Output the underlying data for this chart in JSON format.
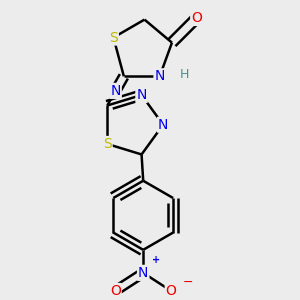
{
  "bg_color": "#ececec",
  "atom_colors": {
    "C": "#000000",
    "N": "#0000ee",
    "O": "#ee0000",
    "S": "#bbbb00",
    "H": "#4a9090"
  },
  "bond_color": "#000000",
  "bond_width": 1.8,
  "font_size_atoms": 10,
  "font_size_H": 9
}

* Given request *
Without the pictures, repeat the listing above exactly.

* Result of this exercise *
Output the underlying data for this chart in JSON format.
{
  "bg_color": "#ececec",
  "atom_colors": {
    "C": "#000000",
    "N": "#0000ee",
    "O": "#ee0000",
    "S": "#bbbb00",
    "H": "#4a9090"
  },
  "bond_color": "#000000",
  "bond_width": 1.8,
  "font_size_atoms": 10,
  "font_size_H": 9
}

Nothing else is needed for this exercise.